▸ **WHAT TO PRODUCE**:
Write out all the data again, exactly as it stands.

============

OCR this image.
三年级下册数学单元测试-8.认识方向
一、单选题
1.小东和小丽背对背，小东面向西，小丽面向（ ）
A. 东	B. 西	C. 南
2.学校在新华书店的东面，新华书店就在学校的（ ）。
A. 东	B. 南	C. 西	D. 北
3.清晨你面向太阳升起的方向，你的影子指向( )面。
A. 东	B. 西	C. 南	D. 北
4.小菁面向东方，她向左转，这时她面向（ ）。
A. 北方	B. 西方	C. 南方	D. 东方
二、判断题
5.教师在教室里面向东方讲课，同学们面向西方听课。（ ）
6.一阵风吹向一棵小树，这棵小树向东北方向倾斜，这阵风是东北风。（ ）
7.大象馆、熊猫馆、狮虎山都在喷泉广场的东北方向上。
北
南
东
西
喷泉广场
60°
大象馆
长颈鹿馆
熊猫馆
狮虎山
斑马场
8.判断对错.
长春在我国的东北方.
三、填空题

============

▸ **WRITTEN SOLUTION**:
OCR this image.
三年级下册数学单元测试-8.认识方向
一、单选题
1.小东和小丽背对背，小东面向西，小丽面向（ ）
A. 东	B. 西	C. 南
2.学校在新华书店的东面，新华书店就在学校的（ ）。
A. 东	B. 南	C. 西	D. 北
3.清晨你面向太阳升起的方向，你的影子指向( )面。
A. 东	B. 西	C. 南	D. 北
4.小菁面向东方，她向左转，这时她面向（ ）。
A. 北方	B. 西方	C. 南方	D. 东方
二、判断题
5.教师在教室里面向东方讲课，同学们面向西方听课。（ ）
6.一阵风吹向一棵小树，这棵小树向东北方向倾斜，这阵风是东北风。（ ）
7.大象馆、熊猫馆、狮虎山都在喷泉广场的东北方向上。
北
南
东
西
喷泉广场
60°
大象馆
长颈鹿馆
熊猫馆
狮虎山
斑马场
8.判断对错.
长春在我国的东北方.
三、填空题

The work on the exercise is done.